Your task is to copy the material exactly.

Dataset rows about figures

— Begin —

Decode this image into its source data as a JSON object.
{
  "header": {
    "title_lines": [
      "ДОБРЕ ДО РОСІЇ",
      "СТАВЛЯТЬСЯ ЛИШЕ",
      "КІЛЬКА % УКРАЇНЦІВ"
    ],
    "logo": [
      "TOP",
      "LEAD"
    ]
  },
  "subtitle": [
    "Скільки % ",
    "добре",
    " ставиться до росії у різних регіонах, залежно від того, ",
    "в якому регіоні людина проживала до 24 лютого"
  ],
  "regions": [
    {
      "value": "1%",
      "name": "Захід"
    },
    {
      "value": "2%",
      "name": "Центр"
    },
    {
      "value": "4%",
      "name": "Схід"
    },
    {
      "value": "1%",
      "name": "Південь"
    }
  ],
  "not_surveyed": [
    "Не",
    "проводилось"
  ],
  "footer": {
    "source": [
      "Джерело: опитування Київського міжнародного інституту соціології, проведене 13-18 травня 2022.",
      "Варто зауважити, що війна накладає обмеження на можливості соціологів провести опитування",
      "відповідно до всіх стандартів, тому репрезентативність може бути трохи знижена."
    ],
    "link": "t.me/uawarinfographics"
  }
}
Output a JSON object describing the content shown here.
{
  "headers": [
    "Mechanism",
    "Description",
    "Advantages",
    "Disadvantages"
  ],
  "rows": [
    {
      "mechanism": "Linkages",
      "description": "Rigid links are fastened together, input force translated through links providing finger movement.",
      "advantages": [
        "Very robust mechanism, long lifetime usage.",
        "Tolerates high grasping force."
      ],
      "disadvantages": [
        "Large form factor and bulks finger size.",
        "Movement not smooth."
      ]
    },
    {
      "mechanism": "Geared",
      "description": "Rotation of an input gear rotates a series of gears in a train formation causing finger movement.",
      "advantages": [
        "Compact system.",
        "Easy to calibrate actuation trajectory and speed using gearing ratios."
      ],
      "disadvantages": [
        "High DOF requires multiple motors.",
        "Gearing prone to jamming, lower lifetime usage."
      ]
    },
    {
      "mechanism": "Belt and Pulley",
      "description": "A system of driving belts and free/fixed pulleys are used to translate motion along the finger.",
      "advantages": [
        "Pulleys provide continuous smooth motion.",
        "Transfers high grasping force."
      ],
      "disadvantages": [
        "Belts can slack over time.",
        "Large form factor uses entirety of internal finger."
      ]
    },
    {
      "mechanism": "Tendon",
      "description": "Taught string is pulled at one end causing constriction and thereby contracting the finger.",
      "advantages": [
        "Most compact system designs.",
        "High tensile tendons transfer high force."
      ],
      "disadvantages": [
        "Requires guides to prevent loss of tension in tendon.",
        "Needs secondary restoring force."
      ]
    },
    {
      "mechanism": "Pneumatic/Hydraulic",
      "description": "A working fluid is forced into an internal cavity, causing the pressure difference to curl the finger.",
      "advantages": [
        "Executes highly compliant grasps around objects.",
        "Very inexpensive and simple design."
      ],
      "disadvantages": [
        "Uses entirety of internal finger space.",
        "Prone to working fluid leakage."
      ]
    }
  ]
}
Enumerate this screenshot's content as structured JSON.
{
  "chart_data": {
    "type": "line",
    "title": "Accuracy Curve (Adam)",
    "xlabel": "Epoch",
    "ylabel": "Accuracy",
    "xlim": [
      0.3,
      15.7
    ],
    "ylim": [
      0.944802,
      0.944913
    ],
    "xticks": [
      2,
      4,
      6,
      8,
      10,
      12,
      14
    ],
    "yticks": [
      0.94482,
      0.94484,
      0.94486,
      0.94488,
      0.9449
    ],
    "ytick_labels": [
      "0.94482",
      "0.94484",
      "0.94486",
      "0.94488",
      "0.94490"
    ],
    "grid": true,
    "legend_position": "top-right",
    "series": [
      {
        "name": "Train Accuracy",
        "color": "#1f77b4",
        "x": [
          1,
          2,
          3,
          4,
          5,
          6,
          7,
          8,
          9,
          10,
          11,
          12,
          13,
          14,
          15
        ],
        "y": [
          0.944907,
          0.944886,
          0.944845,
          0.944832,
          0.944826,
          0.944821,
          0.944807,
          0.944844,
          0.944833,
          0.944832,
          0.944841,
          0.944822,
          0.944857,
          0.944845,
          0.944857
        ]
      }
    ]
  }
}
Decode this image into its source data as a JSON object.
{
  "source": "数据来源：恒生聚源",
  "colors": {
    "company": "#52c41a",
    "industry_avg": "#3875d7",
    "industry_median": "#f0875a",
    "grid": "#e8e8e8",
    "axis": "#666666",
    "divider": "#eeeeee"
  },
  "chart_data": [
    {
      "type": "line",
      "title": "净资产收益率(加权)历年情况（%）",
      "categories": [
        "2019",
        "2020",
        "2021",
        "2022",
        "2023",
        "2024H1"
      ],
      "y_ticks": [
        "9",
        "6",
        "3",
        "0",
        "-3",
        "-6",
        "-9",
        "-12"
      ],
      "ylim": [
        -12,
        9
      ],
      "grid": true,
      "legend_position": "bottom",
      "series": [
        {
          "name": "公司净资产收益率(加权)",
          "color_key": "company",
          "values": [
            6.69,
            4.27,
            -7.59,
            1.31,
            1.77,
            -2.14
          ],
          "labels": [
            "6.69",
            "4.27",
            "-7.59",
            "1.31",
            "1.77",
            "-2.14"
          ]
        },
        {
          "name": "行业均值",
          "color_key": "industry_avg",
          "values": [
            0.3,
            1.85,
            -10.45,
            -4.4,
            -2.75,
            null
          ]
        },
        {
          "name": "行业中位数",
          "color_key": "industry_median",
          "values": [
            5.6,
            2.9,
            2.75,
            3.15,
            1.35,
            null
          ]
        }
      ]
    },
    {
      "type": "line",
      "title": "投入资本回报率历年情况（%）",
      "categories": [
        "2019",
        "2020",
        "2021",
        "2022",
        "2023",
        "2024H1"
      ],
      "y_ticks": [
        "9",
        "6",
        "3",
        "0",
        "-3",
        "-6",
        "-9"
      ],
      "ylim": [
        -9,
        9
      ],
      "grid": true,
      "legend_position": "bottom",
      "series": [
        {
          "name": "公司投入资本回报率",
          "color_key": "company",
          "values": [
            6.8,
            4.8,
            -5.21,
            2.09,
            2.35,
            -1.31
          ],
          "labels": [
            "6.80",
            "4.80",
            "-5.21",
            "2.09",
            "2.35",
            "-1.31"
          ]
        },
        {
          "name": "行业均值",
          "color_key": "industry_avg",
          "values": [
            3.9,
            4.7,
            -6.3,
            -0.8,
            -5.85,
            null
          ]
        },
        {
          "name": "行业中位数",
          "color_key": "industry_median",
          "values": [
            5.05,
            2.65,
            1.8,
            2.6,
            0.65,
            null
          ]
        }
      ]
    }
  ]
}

— End —

→ Correct response
Decode this image into its source data as a JSON object.
{
  "header": {
    "title_lines": [
      "ДОБРЕ ДО РОСІЇ",
      "СТАВЛЯТЬСЯ ЛИШЕ",
      "КІЛЬКА % УКРАЇНЦІВ"
    ],
    "logo": [
      "TOP",
      "LEAD"
    ]
  },
  "subtitle": [
    "Скільки % ",
    "добре",
    " ставиться до росії у різних регіонах, залежно від того, ",
    "в якому регіоні людина проживала до 24 лютого"
  ],
  "regions": [
    {
      "value": "1%",
      "name": "Захід"
    },
    {
      "value": "2%",
      "name": "Центр"
    },
    {
      "value": "4%",
      "name": "Схід"
    },
    {
      "value": "1%",
      "name": "Південь"
    }
  ],
  "not_surveyed": [
    "Не",
    "проводилось"
  ],
  "footer": {
    "source": [
      "Джерело: опитування Київського міжнародного інституту соціології, проведене 13-18 травня 2022.",
      "Варто зауважити, що війна накладає обмеження на можливості соціологів провести опитування",
      "відповідно до всіх стандартів, тому репрезентативність може бути трохи знижена."
    ],
    "link": "t.me/uawarinfographics"
  }
}
Output a JSON object describing the content shown here.
{
  "headers": [
    "Mechanism",
    "Description",
    "Advantages",
    "Disadvantages"
  ],
  "rows": [
    {
      "mechanism": "Linkages",
      "description": "Rigid links are fastened together, input force translated through links providing finger movement.",
      "advantages": [
        "Very robust mechanism, long lifetime usage.",
        "Tolerates high grasping force."
      ],
      "disadvantages": [
        "Large form factor and bulks finger size.",
        "Movement not smooth."
      ]
    },
    {
      "mechanism": "Geared",
      "description": "Rotation of an input gear rotates a series of gears in a train formation causing finger movement.",
      "advantages": [
        "Compact system.",
        "Easy to calibrate actuation trajectory and speed using gearing ratios."
      ],
      "disadvantages": [
        "High DOF requires multiple motors.",
        "Gearing prone to jamming, lower lifetime usage."
      ]
    },
    {
      "mechanism": "Belt and Pulley",
      "description": "A system of driving belts and free/fixed pulleys are used to translate motion along the finger.",
      "advantages": [
        "Pulleys provide continuous smooth motion.",
        "Transfers high grasping force."
      ],
      "disadvantages": [
        "Belts can slack over time.",
        "Large form factor uses entirety of internal finger."
      ]
    },
    {
      "mechanism": "Tendon",
      "description": "Taught string is pulled at one end causing constriction and thereby contracting the finger.",
      "advantages": [
        "Most compact system designs.",
        "High tensile tendons transfer high force."
      ],
      "disadvantages": [
        "Requires guides to prevent loss of tension in tendon.",
        "Needs secondary restoring force."
      ]
    },
    {
      "mechanism": "Pneumatic/Hydraulic",
      "description": "A working fluid is forced into an internal cavity, causing the pressure difference to curl the finger.",
      "advantages": [
        "Executes highly compliant grasps around objects.",
        "Very inexpensive and simple design."
      ],
      "disadvantages": [
        "Uses entirety of internal finger space.",
        "Prone to working fluid leakage."
      ]
    }
  ]
}
Enumerate this screenshot's content as structured JSON.
{
  "chart_data": {
    "type": "line",
    "title": "Accuracy Curve (Adam)",
    "xlabel": "Epoch",
    "ylabel": "Accuracy",
    "xlim": [
      0.3,
      15.7
    ],
    "ylim": [
      0.944802,
      0.944913
    ],
    "xticks": [
      2,
      4,
      6,
      8,
      10,
      12,
      14
    ],
    "yticks": [
      0.94482,
      0.94484,
      0.94486,
      0.94488,
      0.9449
    ],
    "ytick_labels": [
      "0.94482",
      "0.94484",
      "0.94486",
      "0.94488",
      "0.94490"
    ],
    "grid": true,
    "legend_position": "top-right",
    "series": [
      {
        "name": "Train Accuracy",
        "color": "#1f77b4",
        "x": [
          1,
          2,
          3,
          4,
          5,
          6,
          7,
          8,
          9,
          10,
          11,
          12,
          13,
          14,
          15
        ],
        "y": [
          0.944907,
          0.944886,
          0.944845,
          0.944832,
          0.944826,
          0.944821,
          0.944807,
          0.944844,
          0.944833,
          0.944832,
          0.944841,
          0.944822,
          0.944857,
          0.944845,
          0.944857
        ]
      }
    ]
  }
}
Decode this image into its source data as a JSON object.
{
  "source": "数据来源：恒生聚源",
  "colors": {
    "company": "#52c41a",
    "industry_avg": "#3875d7",
    "industry_median": "#f0875a",
    "grid": "#e8e8e8",
    "axis": "#666666",
    "divider": "#eeeeee"
  },
  "chart_data": [
    {
      "type": "line",
      "title": "净资产收益率(加权)历年情况（%）",
      "categories": [
        "2019",
        "2020",
        "2021",
        "2022",
        "2023",
        "2024H1"
      ],
      "y_ticks": [
        "9",
        "6",
        "3",
        "0",
        "-3",
        "-6",
        "-9",
        "-12"
      ],
      "ylim": [
        -12,
        9
      ],
      "grid": true,
      "legend_position": "bottom",
      "series": [
        {
          "name": "公司净资产收益率(加权)",
          "color_key": "company",
          "values": [
            6.69,
            4.27,
            -7.59,
            1.31,
            1.77,
            -2.14
          ],
          "labels": [
            "6.69",
            "4.27",
            "-7.59",
            "1.31",
            "1.77",
            "-2.14"
          ]
        },
        {
          "name": "行业均值",
          "color_key": "industry_avg",
          "values": [
            0.3,
            1.85,
            -10.45,
            -4.4,
            -2.75,
            null
          ]
        },
        {
          "name": "行业中位数",
          "color_key": "industry_median",
          "values": [
            5.6,
            2.9,
            2.75,
            3.15,
            1.35,
            null
          ]
        }
      ]
    },
    {
      "type": "line",
      "title": "投入资本回报率历年情况（%）",
      "categories": [
        "2019",
        "2020",
        "2021",
        "2022",
        "2023",
        "2024H1"
      ],
      "y_ticks": [
        "9",
        "6",
        "3",
        "0",
        "-3",
        "-6",
        "-9"
      ],
      "ylim": [
        -9,
        9
      ],
      "grid": true,
      "legend_position": "bottom",
      "series": [
        {
          "name": "公司投入资本回报率",
          "color_key": "company",
          "values": [
            6.8,
            4.8,
            -5.21,
            2.09,
            2.35,
            -1.31
          ],
          "labels": [
            "6.80",
            "4.80",
            "-5.21",
            "2.09",
            "2.35",
            "-1.31"
          ]
        },
        {
          "name": "行业均值",
          "color_key": "industry_avg",
          "values": [
            3.9,
            4.7,
            -6.3,
            -0.8,
            -5.85,
            null
          ]
        },
        {
          "name": "行业中位数",
          "color_key": "industry_median",
          "values": [
            5.05,
            2.65,
            1.8,
            2.6,
            0.65,
            null
          ]
        }
      ]
    }
  ]
}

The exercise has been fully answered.